_EXERCISE DIRECTIONS_.
Quote all of the following material verbatim, keeping every line intact.

_SOURCE MATERIAL_.
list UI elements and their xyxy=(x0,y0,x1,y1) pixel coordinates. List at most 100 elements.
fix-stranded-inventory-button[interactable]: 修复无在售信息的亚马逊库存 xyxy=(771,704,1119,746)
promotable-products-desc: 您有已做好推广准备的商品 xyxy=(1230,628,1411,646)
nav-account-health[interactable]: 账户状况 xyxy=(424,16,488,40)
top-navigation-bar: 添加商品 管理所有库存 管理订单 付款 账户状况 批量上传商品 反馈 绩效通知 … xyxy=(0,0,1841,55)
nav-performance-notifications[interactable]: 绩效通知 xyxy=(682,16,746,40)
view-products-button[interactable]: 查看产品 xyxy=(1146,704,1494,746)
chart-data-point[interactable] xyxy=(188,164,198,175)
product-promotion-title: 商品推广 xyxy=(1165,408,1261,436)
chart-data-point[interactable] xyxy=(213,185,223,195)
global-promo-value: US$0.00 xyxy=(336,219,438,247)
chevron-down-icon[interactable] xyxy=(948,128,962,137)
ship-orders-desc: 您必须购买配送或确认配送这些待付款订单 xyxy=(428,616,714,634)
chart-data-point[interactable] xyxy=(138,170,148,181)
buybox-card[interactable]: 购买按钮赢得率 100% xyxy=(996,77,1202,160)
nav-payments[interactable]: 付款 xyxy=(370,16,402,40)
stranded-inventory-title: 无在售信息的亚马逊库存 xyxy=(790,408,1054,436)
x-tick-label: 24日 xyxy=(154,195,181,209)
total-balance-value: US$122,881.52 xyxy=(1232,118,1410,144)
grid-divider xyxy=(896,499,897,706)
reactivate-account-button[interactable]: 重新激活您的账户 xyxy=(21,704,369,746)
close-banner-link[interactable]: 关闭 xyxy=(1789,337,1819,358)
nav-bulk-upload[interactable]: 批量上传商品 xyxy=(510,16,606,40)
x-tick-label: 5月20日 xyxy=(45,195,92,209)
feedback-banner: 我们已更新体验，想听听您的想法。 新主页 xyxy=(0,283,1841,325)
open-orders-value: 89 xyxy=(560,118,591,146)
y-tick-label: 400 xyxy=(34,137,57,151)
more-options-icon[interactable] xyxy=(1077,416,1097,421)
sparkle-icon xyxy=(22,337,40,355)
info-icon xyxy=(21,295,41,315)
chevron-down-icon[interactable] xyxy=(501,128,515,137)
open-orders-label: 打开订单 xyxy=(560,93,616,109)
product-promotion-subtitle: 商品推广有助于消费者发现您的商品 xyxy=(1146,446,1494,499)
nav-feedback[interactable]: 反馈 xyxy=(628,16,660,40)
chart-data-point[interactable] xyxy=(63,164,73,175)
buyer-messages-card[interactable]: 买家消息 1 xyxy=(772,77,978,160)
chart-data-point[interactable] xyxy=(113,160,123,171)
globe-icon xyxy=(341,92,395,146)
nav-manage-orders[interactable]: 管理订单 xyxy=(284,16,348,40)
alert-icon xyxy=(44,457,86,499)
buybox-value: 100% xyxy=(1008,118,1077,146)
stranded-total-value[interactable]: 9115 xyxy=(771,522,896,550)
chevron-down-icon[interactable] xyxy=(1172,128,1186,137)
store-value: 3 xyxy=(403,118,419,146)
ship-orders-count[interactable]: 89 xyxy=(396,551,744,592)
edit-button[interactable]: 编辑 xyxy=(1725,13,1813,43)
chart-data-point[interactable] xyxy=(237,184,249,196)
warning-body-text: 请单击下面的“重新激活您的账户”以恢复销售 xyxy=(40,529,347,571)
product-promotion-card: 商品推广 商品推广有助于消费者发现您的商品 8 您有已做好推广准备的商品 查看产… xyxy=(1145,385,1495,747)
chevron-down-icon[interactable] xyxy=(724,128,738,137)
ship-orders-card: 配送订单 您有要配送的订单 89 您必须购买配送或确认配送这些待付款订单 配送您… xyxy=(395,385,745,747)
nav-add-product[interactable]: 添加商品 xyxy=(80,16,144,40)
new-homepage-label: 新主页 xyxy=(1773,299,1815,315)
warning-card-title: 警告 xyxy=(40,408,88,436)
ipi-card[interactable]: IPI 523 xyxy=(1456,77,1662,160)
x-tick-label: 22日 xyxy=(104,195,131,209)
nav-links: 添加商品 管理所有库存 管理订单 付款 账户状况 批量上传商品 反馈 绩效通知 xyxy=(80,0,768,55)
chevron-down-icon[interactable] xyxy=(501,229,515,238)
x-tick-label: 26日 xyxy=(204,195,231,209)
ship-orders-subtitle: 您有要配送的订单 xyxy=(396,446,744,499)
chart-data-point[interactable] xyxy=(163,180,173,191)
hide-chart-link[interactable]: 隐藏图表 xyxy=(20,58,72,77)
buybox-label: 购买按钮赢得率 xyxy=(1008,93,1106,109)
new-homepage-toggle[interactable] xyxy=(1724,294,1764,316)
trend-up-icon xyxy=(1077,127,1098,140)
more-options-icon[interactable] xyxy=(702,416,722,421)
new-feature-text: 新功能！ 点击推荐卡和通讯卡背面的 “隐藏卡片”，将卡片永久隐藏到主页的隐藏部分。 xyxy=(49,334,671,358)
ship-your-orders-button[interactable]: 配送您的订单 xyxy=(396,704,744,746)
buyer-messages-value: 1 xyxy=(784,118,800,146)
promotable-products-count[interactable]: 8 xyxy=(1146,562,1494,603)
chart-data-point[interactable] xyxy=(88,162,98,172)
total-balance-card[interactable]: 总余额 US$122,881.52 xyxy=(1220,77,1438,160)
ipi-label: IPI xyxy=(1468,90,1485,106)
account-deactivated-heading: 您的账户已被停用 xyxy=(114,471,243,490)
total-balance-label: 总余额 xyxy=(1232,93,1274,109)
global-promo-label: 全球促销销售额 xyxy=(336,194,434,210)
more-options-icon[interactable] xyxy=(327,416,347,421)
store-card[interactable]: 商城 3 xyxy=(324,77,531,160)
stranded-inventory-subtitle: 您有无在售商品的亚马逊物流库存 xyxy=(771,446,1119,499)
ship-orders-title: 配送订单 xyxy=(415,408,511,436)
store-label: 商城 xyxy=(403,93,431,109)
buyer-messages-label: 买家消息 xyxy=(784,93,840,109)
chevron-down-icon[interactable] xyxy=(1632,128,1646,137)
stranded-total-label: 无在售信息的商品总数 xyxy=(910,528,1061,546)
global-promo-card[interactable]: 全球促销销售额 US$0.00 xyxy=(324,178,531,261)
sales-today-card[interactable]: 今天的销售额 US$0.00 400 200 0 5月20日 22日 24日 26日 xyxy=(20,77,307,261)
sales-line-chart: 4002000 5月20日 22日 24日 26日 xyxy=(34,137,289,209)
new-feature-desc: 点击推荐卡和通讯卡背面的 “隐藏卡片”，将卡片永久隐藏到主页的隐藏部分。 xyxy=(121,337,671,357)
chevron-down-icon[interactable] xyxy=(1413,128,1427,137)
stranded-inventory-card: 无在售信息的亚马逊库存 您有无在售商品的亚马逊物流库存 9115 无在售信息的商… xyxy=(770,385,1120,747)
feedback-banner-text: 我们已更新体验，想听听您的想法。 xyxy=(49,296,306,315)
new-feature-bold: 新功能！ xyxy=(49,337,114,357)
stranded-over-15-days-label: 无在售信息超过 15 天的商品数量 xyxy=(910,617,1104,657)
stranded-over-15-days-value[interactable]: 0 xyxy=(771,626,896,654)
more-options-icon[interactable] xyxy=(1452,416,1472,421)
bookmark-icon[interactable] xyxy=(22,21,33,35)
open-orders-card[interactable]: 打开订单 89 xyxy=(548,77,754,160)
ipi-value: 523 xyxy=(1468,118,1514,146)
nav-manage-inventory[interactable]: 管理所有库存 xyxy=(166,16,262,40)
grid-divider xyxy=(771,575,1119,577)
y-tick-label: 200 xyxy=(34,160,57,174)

_THE COMPLETED TASK_.
list UI elements and their xyxy=(x0,y0,x1,y1) pixel coordinates. List at most 100 elements.
fix-stranded-inventory-button[interactable]: 修复无在售信息的亚马逊库存 xyxy=(771,704,1119,746)
promotable-products-desc: 您有已做好推广准备的商品 xyxy=(1230,628,1411,646)
nav-account-health[interactable]: 账户状况 xyxy=(424,16,488,40)
top-navigation-bar: 添加商品 管理所有库存 管理订单 付款 账户状况 批量上传商品 反馈 绩效通知 … xyxy=(0,0,1841,55)
nav-performance-notifications[interactable]: 绩效通知 xyxy=(682,16,746,40)
view-products-button[interactable]: 查看产品 xyxy=(1146,704,1494,746)
chart-data-point[interactable] xyxy=(188,164,198,175)
product-promotion-title: 商品推广 xyxy=(1165,408,1261,436)
chart-data-point[interactable] xyxy=(213,185,223,195)
global-promo-value: US$0.00 xyxy=(336,219,438,247)
chevron-down-icon[interactable] xyxy=(948,128,962,137)
ship-orders-desc: 您必须购买配送或确认配送这些待付款订单 xyxy=(428,616,714,634)
chart-data-point[interactable] xyxy=(138,170,148,181)
buybox-card[interactable]: 购买按钮赢得率 100% xyxy=(996,77,1202,160)
nav-payments[interactable]: 付款 xyxy=(370,16,402,40)
stranded-inventory-title: 无在售信息的亚马逊库存 xyxy=(790,408,1054,436)
x-tick-label: 24日 xyxy=(154,195,181,209)
total-balance-value: US$122,881.52 xyxy=(1232,118,1410,144)
grid-divider xyxy=(896,499,897,706)
reactivate-account-button[interactable]: 重新激活您的账户 xyxy=(21,704,369,746)
close-banner-link[interactable]: 关闭 xyxy=(1789,337,1819,358)
nav-bulk-upload[interactable]: 批量上传商品 xyxy=(510,16,606,40)
x-tick-label: 5月20日 xyxy=(45,195,92,209)
feedback-banner: 我们已更新体验，想听听您的想法。 新主页 xyxy=(0,283,1841,325)
open-orders-value: 89 xyxy=(560,118,591,146)
y-tick-label: 400 xyxy=(34,137,57,151)
more-options-icon[interactable] xyxy=(1077,416,1097,421)
sparkle-icon xyxy=(22,337,40,355)
info-icon xyxy=(21,295,41,315)
chevron-down-icon[interactable] xyxy=(501,128,515,137)
open-orders-label: 打开订单 xyxy=(560,93,616,109)
product-promotion-subtitle: 商品推广有助于消费者发现您的商品 xyxy=(1146,446,1494,499)
nav-feedback[interactable]: 反馈 xyxy=(628,16,660,40)
chart-data-point[interactable] xyxy=(63,164,73,175)
buyer-messages-card[interactable]: 买家消息 1 xyxy=(772,77,978,160)
chart-data-point[interactable] xyxy=(113,160,123,171)
globe-icon xyxy=(341,92,395,146)
nav-manage-orders[interactable]: 管理订单 xyxy=(284,16,348,40)
alert-icon xyxy=(44,457,86,499)
buybox-value: 100% xyxy=(1008,118,1077,146)
stranded-total-value[interactable]: 9115 xyxy=(771,522,896,550)
chevron-down-icon[interactable] xyxy=(1172,128,1186,137)
store-value: 3 xyxy=(403,118,419,146)
ship-orders-count[interactable]: 89 xyxy=(396,551,744,592)
edit-button[interactable]: 编辑 xyxy=(1725,13,1813,43)
chart-data-point[interactable] xyxy=(237,184,249,196)
warning-body-text: 请单击下面的“重新激活您的账户”以恢复销售 xyxy=(40,529,347,571)
product-promotion-card: 商品推广 商品推广有助于消费者发现您的商品 8 您有已做好推广准备的商品 查看产… xyxy=(1145,385,1495,747)
chevron-down-icon[interactable] xyxy=(724,128,738,137)
ship-orders-card: 配送订单 您有要配送的订单 89 您必须购买配送或确认配送这些待付款订单 配送您… xyxy=(395,385,745,747)
nav-add-product[interactable]: 添加商品 xyxy=(80,16,144,40)
new-homepage-label: 新主页 xyxy=(1773,299,1815,315)
warning-card-title: 警告 xyxy=(40,408,88,436)
ipi-card[interactable]: IPI 523 xyxy=(1456,77,1662,160)
x-tick-label: 22日 xyxy=(104,195,131,209)
nav-links: 添加商品 管理所有库存 管理订单 付款 账户状况 批量上传商品 反馈 绩效通知 xyxy=(80,0,768,55)
chevron-down-icon[interactable] xyxy=(501,229,515,238)
x-tick-label: 26日 xyxy=(204,195,231,209)
ship-orders-subtitle: 您有要配送的订单 xyxy=(396,446,744,499)
chart-data-point[interactable] xyxy=(163,180,173,191)
hide-chart-link[interactable]: 隐藏图表 xyxy=(20,58,72,77)
buybox-label: 购买按钮赢得率 xyxy=(1008,93,1106,109)
new-homepage-toggle[interactable] xyxy=(1724,294,1764,316)
trend-up-icon xyxy=(1077,127,1098,140)
more-options-icon[interactable] xyxy=(702,416,722,421)
new-feature-text: 新功能！ 点击推荐卡和通讯卡背面的 “隐藏卡片”，将卡片永久隐藏到主页的隐藏部分。 xyxy=(49,334,671,358)
ship-your-orders-button[interactable]: 配送您的订单 xyxy=(396,704,744,746)
buyer-messages-value: 1 xyxy=(784,118,800,146)
promotable-products-count[interactable]: 8 xyxy=(1146,562,1494,603)
chart-data-point[interactable] xyxy=(88,162,98,172)
total-balance-card[interactable]: 总余额 US$122,881.52 xyxy=(1220,77,1438,160)
ipi-label: IPI xyxy=(1468,90,1485,106)
account-deactivated-heading: 您的账户已被停用 xyxy=(114,471,243,490)
total-balance-label: 总余额 xyxy=(1232,93,1274,109)
global-promo-label: 全球促销销售额 xyxy=(336,194,434,210)
more-options-icon[interactable] xyxy=(327,416,347,421)
store-card[interactable]: 商城 3 xyxy=(324,77,531,160)
stranded-inventory-subtitle: 您有无在售商品的亚马逊物流库存 xyxy=(771,446,1119,499)
ship-orders-title: 配送订单 xyxy=(415,408,511,436)
store-label: 商城 xyxy=(403,93,431,109)
buyer-messages-label: 买家消息 xyxy=(784,93,840,109)
chevron-down-icon[interactable] xyxy=(1632,128,1646,137)
stranded-total-label: 无在售信息的商品总数 xyxy=(910,528,1061,546)
global-promo-card[interactable]: 全球促销销售额 US$0.00 xyxy=(324,178,531,261)
sales-today-card[interactable]: 今天的销售额 US$0.00 400 200 0 5月20日 22日 24日 26日 xyxy=(20,77,307,261)
sales-line-chart: 4002000 5月20日 22日 24日 26日 xyxy=(34,137,289,209)
new-feature-desc: 点击推荐卡和通讯卡背面的 “隐藏卡片”，将卡片永久隐藏到主页的隐藏部分。 xyxy=(121,337,671,357)
chevron-down-icon[interactable] xyxy=(1413,128,1427,137)
stranded-inventory-card: 无在售信息的亚马逊库存 您有无在售商品的亚马逊物流库存 9115 无在售信息的商… xyxy=(770,385,1120,747)
feedback-banner-text: 我们已更新体验，想听听您的想法。 xyxy=(49,296,306,315)
new-feature-bold: 新功能！ xyxy=(49,337,114,357)
stranded-over-15-days-label: 无在售信息超过 15 天的商品数量 xyxy=(910,617,1104,657)
stranded-over-15-days-value[interactable]: 0 xyxy=(771,626,896,654)
more-options-icon[interactable] xyxy=(1452,416,1472,421)
bookmark-icon[interactable] xyxy=(22,21,33,35)
open-orders-card[interactable]: 打开订单 89 xyxy=(548,77,754,160)
ipi-value: 523 xyxy=(1468,118,1514,146)
nav-manage-inventory[interactable]: 管理所有库存 xyxy=(166,16,262,40)
grid-divider xyxy=(771,575,1119,577)
y-tick-label: 200 xyxy=(34,160,57,174)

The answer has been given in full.